--- Begin ---

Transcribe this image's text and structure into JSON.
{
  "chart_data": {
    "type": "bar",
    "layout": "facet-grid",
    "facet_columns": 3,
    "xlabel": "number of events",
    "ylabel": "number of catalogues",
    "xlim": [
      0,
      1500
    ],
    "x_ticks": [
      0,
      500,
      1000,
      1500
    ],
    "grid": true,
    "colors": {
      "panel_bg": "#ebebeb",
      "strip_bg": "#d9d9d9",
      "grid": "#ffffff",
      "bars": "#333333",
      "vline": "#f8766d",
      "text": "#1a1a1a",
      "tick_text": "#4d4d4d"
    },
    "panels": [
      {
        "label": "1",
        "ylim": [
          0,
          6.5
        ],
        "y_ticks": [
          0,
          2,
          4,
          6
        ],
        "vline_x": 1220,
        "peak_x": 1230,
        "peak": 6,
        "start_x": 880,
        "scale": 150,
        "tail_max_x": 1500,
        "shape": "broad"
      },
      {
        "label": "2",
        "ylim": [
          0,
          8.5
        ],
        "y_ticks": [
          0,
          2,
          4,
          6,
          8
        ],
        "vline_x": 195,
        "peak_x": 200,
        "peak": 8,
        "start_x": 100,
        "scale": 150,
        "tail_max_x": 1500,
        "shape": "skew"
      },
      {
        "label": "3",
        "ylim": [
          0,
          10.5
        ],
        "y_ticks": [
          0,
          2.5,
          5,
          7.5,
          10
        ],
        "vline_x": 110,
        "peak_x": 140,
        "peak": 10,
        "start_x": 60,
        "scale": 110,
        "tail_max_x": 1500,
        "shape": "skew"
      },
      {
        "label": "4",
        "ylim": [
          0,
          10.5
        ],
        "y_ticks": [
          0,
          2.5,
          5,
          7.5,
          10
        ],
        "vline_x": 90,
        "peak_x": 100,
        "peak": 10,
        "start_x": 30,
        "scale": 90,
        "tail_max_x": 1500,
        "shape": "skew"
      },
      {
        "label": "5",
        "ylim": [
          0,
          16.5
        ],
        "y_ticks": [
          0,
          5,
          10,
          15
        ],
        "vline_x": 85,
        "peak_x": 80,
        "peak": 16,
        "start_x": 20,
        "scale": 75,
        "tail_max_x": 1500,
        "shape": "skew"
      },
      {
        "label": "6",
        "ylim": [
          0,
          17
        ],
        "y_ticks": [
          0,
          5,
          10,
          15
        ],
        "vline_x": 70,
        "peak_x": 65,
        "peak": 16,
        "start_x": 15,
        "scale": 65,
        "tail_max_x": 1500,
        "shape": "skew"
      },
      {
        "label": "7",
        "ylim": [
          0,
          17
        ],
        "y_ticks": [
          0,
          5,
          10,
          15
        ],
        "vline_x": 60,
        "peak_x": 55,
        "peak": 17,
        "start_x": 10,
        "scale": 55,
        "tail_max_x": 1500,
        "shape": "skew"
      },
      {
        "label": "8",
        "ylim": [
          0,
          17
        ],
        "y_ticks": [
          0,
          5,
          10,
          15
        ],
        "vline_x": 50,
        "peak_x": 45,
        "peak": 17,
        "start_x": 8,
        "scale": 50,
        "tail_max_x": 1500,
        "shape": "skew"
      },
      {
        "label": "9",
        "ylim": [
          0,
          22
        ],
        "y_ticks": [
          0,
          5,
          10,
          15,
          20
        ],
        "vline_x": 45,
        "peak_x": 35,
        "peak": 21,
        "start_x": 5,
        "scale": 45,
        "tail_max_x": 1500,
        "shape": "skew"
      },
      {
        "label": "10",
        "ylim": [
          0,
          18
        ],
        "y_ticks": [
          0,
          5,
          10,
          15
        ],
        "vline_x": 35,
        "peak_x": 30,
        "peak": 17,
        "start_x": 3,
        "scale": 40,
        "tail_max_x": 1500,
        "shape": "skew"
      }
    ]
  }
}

--- End ---

**Task instructions:** Give the data again, exactly as it stands.

**Answer below:**
Transcribe this image's text and structure into JSON.
{
  "chart_data": {
    "type": "bar",
    "layout": "facet-grid",
    "facet_columns": 3,
    "xlabel": "number of events",
    "ylabel": "number of catalogues",
    "xlim": [
      0,
      1500
    ],
    "x_ticks": [
      0,
      500,
      1000,
      1500
    ],
    "grid": true,
    "colors": {
      "panel_bg": "#ebebeb",
      "strip_bg": "#d9d9d9",
      "grid": "#ffffff",
      "bars": "#333333",
      "vline": "#f8766d",
      "text": "#1a1a1a",
      "tick_text": "#4d4d4d"
    },
    "panels": [
      {
        "label": "1",
        "ylim": [
          0,
          6.5
        ],
        "y_ticks": [
          0,
          2,
          4,
          6
        ],
        "vline_x": 1220,
        "peak_x": 1230,
        "peak": 6,
        "start_x": 880,
        "scale": 150,
        "tail_max_x": 1500,
        "shape": "broad"
      },
      {
        "label": "2",
        "ylim": [
          0,
          8.5
        ],
        "y_ticks": [
          0,
          2,
          4,
          6,
          8
        ],
        "vline_x": 195,
        "peak_x": 200,
        "peak": 8,
        "start_x": 100,
        "scale": 150,
        "tail_max_x": 1500,
        "shape": "skew"
      },
      {
        "label": "3",
        "ylim": [
          0,
          10.5
        ],
        "y_ticks": [
          0,
          2.5,
          5,
          7.5,
          10
        ],
        "vline_x": 110,
        "peak_x": 140,
        "peak": 10,
        "start_x": 60,
        "scale": 110,
        "tail_max_x": 1500,
        "shape": "skew"
      },
      {
        "label": "4",
        "ylim": [
          0,
          10.5
        ],
        "y_ticks": [
          0,
          2.5,
          5,
          7.5,
          10
        ],
        "vline_x": 90,
        "peak_x": 100,
        "peak": 10,
        "start_x": 30,
        "scale": 90,
        "tail_max_x": 1500,
        "shape": "skew"
      },
      {
        "label": "5",
        "ylim": [
          0,
          16.5
        ],
        "y_ticks": [
          0,
          5,
          10,
          15
        ],
        "vline_x": 85,
        "peak_x": 80,
        "peak": 16,
        "start_x": 20,
        "scale": 75,
        "tail_max_x": 1500,
        "shape": "skew"
      },
      {
        "label": "6",
        "ylim": [
          0,
          17
        ],
        "y_ticks": [
          0,
          5,
          10,
          15
        ],
        "vline_x": 70,
        "peak_x": 65,
        "peak": 16,
        "start_x": 15,
        "scale": 65,
        "tail_max_x": 1500,
        "shape": "skew"
      },
      {
        "label": "7",
        "ylim": [
          0,
          17
        ],
        "y_ticks": [
          0,
          5,
          10,
          15
        ],
        "vline_x": 60,
        "peak_x": 55,
        "peak": 17,
        "start_x": 10,
        "scale": 55,
        "tail_max_x": 1500,
        "shape": "skew"
      },
      {
        "label": "8",
        "ylim": [
          0,
          17
        ],
        "y_ticks": [
          0,
          5,
          10,
          15
        ],
        "vline_x": 50,
        "peak_x": 45,
        "peak": 17,
        "start_x": 8,
        "scale": 50,
        "tail_max_x": 1500,
        "shape": "skew"
      },
      {
        "label": "9",
        "ylim": [
          0,
          22
        ],
        "y_ticks": [
          0,
          5,
          10,
          15,
          20
        ],
        "vline_x": 45,
        "peak_x": 35,
        "peak": 21,
        "start_x": 5,
        "scale": 45,
        "tail_max_x": 1500,
        "shape": "skew"
      },
      {
        "label": "10",
        "ylim": [
          0,
          18
        ],
        "y_ticks": [
          0,
          5,
          10,
          15
        ],
        "vline_x": 35,
        "peak_x": 30,
        "peak": 17,
        "start_x": 3,
        "scale": 40,
        "tail_max_x": 1500,
        "shape": "skew"
      }
    ]
  }
}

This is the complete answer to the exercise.